> _Requirement_: Filter the entries and keep only the lines where the string "Federación" appears.

┌─ Material shown

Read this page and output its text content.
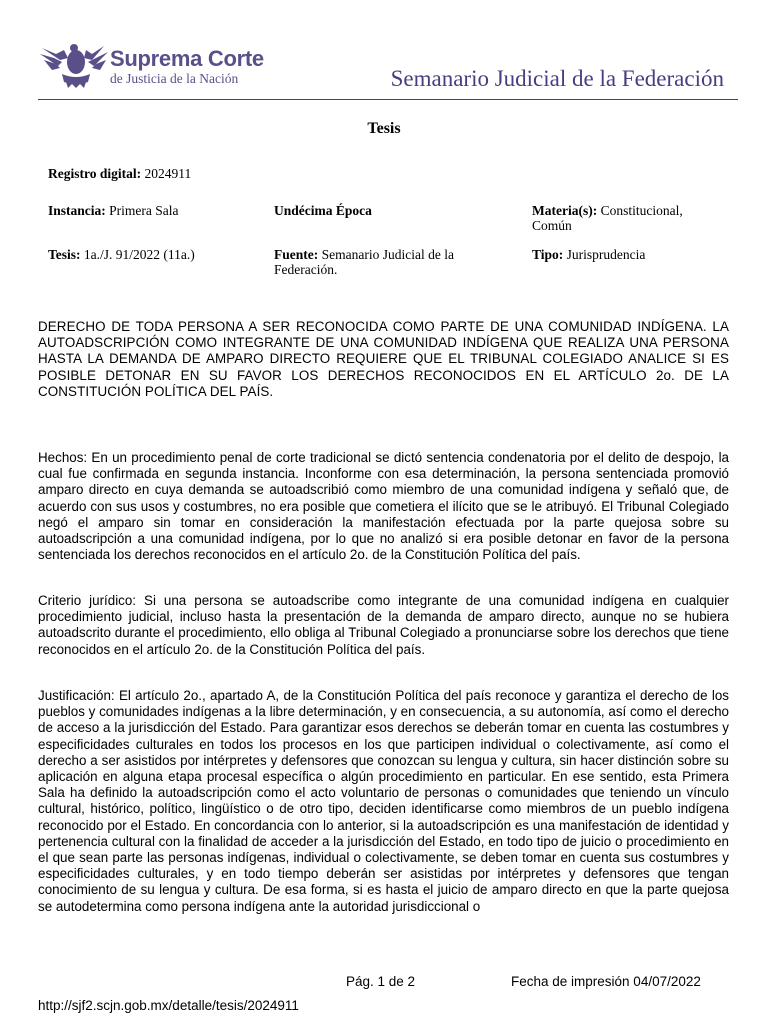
Suprema Corte
de Justicia de la Nación	Semanario Judicial de la Federación
Tesis
Registro digital: 2024911
Instancia: Primera Sala	Undécima Época	Materia(s): Constitucional,
Común
Tesis: 1a./J. 91/2022 (11a.)	Fuente: Semanario Judicial de la
Federación.
Tipo: Jurisprudencia
DERECHO DE TODA PERSONA A SER RECONOCIDA COMO PARTE DE UNA COMUNIDAD INDÍGENA. LA AUTOADSCRIPCIÓN COMO INTEGRANTE DE UNA COMUNIDAD INDÍGENA QUE REALIZA UNA PERSONA HASTA LA DEMANDA DE AMPARO DIRECTO REQUIERE QUE EL TRIBUNAL COLEGIADO ANALICE SI ES POSIBLE DETONAR EN SU FAVOR LOS DERECHOS RECONOCIDOS EN EL ARTÍCULO 2o. DE LA CONSTITUCIÓN POLÍTICA DEL PAÍS.
Hechos: En un procedimiento penal de corte tradicional se dictó sentencia condenatoria por el delito de despojo, la cual fue confirmada en segunda instancia. Inconforme con esa determinación, la persona sentenciada promovió amparo directo en cuya demanda se autoadscribió como miembro de una comunidad indígena y señaló que, de acuerdo con sus usos y costumbres, no era posible que cometiera el ilícito que se le atribuyó. El Tribunal Colegiado negó el amparo sin tomar en consideración la manifestación efectuada por la parte quejosa sobre su autoadscripción a una comunidad indígena, por lo que no analizó si era posible detonar en favor de la persona sentenciada los derechos reconocidos en el artículo 2o. de la Constitución Política del país.
Criterio jurídico: Si una persona se autoadscribe como integrante de una comunidad indígena en cualquier procedimiento judicial, incluso hasta la presentación de la demanda de amparo directo, aunque no se hubiera autoadscrito durante el procedimiento, ello obliga al Tribunal Colegiado a pronunciarse sobre los derechos que tiene reconocidos en el artículo 2o. de la Constitución Política del país.
Justificación: El artículo 2o., apartado A, de la Constitución Política del país reconoce y garantiza el derecho de los pueblos y comunidades indígenas a la libre determinación, y en consecuencia, a su autonomía, así como el derecho de acceso a la jurisdicción del Estado. Para garantizar esos derechos se deberán tomar en cuenta las costumbres y especificidades culturales en todos los procesos en los que participen individual o colectivamente, así como el derecho a ser asistidos por intérpretes y defensores que conozcan su lengua y cultura, sin hacer distinción sobre su aplicación en alguna etapa procesal específica o algún procedimiento en particular. En ese sentido, esta Primera Sala ha definido la autoadscripción como el acto voluntario de personas o comunidades que teniendo un vínculo cultural, histórico, político, lingüístico o de otro tipo, deciden identificarse como miembros de un pueblo indígena reconocido por el Estado. En concordancia con lo anterior, si la autoadscripción es una manifestación de identidad y pertenencia cultural con la finalidad de acceder a la jurisdicción del Estado, en todo tipo de juicio o procedimiento en el que sean parte las personas indígenas, individual o colectivamente, se deben tomar en cuenta sus costumbres y especificidades culturales, y en todo tiempo deberán ser asistidas por intérpretes y defensores que tengan conocimiento de su lengua y cultura. De esa forma, si es hasta el juicio de amparo directo en que la parte quejosa se autodetermina como persona indígena ante la autoridad jurisdiccional o
Pág. 1 de 2	Fecha de impresión 04/07/2022
http://sjf2.scjn.gob.mx/detalle/tesis/2024911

└─

> _Full answer_:
de Justicia de la Nación	Semanario Judicial de la Federación
Federación.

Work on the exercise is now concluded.